Your task: Search the material for "piace" and show all lines that contain it.

(Records contained in a dataset)
____________________

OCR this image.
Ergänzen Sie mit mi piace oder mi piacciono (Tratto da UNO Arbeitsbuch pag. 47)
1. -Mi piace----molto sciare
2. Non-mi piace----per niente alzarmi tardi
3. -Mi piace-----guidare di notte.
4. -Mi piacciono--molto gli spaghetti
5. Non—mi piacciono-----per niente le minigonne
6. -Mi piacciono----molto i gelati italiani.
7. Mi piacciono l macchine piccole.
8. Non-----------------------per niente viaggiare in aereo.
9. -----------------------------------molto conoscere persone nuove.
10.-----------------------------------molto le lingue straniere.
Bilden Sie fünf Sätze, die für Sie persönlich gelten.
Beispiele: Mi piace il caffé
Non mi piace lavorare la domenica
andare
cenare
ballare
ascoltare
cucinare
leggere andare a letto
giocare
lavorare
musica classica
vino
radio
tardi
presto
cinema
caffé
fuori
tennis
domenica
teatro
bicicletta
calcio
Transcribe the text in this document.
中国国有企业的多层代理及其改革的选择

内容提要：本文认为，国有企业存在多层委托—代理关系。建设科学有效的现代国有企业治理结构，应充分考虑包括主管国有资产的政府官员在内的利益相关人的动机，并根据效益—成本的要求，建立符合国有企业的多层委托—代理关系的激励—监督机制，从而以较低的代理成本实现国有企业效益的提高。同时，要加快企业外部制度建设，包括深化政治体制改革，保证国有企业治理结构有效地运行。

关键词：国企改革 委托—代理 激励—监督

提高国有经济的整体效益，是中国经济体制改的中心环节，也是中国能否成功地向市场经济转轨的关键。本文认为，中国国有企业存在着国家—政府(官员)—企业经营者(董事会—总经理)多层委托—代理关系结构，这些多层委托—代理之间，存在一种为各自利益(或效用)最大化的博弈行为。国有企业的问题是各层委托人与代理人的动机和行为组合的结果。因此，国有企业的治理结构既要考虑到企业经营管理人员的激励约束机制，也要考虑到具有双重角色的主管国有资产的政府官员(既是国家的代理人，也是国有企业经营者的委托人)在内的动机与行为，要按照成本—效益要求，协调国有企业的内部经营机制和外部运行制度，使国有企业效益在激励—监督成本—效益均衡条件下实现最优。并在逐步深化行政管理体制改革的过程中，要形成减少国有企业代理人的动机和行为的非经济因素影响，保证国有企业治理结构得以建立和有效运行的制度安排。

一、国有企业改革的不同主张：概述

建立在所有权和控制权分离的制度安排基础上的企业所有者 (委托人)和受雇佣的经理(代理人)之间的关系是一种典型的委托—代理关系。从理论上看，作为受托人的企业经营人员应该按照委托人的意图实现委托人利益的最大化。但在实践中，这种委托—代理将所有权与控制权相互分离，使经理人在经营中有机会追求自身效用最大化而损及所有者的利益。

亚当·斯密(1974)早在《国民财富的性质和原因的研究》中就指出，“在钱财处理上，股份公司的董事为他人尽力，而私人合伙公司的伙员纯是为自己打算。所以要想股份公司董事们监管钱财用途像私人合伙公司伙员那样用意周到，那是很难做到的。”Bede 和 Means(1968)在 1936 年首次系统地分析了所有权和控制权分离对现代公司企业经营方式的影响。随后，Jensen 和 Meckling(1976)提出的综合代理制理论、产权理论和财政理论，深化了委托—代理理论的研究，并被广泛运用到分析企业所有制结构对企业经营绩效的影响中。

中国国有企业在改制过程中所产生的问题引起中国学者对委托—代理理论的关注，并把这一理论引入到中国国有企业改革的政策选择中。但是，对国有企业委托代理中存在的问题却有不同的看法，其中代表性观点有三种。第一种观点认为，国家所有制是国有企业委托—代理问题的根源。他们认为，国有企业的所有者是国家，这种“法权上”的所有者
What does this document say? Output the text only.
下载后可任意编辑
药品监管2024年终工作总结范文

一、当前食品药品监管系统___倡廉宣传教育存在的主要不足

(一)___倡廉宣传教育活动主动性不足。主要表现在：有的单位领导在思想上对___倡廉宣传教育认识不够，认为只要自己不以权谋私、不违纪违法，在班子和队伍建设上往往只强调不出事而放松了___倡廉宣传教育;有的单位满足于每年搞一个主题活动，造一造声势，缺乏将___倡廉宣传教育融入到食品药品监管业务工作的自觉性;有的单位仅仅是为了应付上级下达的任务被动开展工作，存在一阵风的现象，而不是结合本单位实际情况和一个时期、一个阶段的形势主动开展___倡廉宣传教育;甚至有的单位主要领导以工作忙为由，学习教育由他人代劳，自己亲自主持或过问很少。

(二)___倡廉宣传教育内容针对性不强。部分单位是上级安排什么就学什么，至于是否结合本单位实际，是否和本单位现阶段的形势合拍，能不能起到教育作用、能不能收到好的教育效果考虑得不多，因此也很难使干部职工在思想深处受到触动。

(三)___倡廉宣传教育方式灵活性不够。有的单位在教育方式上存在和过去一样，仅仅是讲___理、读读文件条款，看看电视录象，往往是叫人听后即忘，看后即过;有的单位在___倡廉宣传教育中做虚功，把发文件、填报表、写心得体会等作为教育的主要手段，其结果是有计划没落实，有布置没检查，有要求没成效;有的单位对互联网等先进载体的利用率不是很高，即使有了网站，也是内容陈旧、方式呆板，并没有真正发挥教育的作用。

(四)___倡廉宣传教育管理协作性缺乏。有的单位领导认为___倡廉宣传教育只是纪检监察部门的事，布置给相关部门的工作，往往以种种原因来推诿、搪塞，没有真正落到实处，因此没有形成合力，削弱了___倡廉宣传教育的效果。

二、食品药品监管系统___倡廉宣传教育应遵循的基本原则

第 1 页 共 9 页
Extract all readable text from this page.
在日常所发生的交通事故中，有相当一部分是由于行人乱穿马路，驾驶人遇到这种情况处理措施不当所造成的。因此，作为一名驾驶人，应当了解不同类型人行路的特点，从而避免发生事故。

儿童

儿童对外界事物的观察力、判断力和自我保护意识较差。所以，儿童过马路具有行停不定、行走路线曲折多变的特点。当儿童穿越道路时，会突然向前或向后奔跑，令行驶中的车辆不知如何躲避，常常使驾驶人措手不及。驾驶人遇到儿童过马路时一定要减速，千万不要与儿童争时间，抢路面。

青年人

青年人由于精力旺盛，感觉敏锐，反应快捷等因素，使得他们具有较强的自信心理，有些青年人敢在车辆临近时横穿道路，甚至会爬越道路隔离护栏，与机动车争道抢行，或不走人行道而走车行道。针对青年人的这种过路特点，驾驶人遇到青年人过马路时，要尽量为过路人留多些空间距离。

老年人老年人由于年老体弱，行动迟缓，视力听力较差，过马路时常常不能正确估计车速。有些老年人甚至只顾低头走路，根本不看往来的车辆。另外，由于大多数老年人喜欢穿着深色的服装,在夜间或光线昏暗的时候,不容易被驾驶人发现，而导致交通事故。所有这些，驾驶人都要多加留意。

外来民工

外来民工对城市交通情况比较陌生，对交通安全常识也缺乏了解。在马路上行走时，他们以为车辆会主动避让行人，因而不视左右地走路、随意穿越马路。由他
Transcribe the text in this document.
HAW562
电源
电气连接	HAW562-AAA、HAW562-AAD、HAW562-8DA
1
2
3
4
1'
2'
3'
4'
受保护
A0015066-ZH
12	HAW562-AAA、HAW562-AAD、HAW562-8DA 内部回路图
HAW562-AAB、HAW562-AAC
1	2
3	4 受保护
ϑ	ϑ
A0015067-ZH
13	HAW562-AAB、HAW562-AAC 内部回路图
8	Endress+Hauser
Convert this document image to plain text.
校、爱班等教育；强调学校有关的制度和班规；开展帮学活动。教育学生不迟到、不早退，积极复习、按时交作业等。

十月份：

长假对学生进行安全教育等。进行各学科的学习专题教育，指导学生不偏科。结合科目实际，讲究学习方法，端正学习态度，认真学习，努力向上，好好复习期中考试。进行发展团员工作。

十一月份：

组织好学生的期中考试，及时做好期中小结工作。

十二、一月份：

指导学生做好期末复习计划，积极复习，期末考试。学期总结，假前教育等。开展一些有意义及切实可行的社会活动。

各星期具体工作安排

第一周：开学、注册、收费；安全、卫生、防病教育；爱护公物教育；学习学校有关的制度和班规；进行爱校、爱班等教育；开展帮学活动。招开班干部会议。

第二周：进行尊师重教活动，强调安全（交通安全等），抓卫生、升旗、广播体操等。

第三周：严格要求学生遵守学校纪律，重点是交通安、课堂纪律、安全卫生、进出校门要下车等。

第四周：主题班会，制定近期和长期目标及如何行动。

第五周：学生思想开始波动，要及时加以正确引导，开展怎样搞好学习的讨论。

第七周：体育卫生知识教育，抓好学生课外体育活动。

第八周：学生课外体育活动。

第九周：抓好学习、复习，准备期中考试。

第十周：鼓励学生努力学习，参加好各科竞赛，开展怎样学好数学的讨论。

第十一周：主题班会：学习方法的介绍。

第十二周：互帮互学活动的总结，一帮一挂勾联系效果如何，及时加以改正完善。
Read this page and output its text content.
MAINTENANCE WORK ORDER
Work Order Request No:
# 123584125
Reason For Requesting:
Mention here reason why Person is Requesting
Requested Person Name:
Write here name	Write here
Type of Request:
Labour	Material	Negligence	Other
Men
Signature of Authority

____________________

Problem solution:
Ergänzen Sie mit mi piace oder mi piacciono (Tratto da UNO Arbeitsbuch pag. 47)
1. -Mi piace----molto sciare
2. Non-mi piace----per niente alzarmi tardi
3. -Mi piace-----guidare di notte.
Beispiele: Mi piace il caffé
Non mi piace lavorare la domenica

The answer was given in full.